■ EXERCISE DETAILS
Go through the material below and count the lines with the string "name"; the number is the whole answer.

■ SOURCE RECORDS
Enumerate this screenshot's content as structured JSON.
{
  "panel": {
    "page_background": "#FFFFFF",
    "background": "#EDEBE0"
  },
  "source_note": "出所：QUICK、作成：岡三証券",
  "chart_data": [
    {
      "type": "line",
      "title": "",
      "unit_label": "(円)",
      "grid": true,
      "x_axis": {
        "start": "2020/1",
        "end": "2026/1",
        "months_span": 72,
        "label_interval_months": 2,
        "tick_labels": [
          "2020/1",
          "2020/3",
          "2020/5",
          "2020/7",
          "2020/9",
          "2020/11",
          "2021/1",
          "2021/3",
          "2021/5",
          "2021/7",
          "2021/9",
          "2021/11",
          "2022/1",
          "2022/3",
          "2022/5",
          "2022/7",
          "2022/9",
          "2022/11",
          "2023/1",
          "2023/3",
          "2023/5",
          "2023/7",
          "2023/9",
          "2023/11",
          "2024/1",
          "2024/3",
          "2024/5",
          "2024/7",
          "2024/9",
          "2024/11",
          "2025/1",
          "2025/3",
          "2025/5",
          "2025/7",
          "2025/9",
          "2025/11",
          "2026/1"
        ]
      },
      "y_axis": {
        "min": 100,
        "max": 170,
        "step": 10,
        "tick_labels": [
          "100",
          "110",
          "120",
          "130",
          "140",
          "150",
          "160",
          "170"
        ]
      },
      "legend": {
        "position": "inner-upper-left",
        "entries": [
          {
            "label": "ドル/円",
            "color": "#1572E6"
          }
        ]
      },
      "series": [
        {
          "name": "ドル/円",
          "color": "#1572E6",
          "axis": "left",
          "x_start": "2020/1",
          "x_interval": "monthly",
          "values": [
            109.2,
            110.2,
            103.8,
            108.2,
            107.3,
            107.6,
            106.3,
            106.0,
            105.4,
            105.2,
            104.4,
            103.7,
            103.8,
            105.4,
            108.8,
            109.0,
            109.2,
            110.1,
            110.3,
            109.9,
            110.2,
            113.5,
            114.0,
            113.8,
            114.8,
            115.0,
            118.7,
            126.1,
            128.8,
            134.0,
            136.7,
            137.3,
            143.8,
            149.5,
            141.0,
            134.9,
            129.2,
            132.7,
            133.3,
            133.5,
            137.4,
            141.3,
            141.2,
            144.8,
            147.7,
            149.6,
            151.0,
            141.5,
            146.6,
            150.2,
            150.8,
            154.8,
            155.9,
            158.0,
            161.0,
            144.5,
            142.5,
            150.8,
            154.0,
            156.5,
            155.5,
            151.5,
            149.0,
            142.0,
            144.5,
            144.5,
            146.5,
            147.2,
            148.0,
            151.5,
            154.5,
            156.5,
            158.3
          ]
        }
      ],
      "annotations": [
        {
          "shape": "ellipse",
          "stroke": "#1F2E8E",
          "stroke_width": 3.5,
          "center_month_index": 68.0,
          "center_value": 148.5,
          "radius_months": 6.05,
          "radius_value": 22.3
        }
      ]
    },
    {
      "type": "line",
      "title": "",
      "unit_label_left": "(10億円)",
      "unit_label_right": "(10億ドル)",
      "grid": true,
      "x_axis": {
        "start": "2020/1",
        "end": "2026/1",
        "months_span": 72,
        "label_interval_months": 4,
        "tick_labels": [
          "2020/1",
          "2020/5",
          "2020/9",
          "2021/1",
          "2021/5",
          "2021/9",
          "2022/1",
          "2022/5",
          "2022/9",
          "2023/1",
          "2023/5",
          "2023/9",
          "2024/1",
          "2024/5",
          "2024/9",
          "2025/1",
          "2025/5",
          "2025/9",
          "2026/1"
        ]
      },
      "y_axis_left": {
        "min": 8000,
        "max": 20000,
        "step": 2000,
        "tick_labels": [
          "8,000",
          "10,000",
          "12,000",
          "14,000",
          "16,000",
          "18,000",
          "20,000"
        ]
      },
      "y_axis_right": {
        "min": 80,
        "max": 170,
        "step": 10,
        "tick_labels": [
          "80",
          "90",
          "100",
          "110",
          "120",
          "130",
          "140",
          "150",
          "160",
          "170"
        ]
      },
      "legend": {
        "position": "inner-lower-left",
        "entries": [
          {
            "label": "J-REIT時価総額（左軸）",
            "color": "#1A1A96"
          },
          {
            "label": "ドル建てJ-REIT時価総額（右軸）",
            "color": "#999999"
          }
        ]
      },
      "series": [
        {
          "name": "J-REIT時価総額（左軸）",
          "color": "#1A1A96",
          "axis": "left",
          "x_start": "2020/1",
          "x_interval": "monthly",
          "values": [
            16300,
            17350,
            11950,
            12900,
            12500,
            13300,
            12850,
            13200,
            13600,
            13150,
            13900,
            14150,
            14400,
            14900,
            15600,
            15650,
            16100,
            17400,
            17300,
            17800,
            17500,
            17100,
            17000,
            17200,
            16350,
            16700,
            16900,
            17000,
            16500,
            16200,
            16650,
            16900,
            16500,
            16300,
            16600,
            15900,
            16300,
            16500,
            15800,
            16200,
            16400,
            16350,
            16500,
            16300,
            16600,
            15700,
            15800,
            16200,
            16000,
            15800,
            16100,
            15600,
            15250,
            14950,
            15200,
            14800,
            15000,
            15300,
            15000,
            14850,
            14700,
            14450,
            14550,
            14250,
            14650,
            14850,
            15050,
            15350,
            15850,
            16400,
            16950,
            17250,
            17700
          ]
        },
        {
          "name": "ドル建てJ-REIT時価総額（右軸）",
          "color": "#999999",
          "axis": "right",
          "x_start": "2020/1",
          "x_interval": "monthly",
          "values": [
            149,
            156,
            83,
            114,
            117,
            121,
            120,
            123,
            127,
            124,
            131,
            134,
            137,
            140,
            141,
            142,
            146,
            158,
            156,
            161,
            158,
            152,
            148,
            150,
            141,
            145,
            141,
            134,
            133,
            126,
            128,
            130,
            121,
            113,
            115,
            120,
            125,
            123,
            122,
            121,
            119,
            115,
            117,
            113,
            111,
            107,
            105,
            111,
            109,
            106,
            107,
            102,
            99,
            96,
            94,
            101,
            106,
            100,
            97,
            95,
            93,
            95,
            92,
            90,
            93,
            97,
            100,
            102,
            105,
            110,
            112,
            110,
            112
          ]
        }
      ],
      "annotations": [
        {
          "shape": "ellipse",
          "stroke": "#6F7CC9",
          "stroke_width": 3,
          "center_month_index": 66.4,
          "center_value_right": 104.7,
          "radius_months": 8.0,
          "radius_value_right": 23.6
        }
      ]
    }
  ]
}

■ PROBLEM SOLUTION
3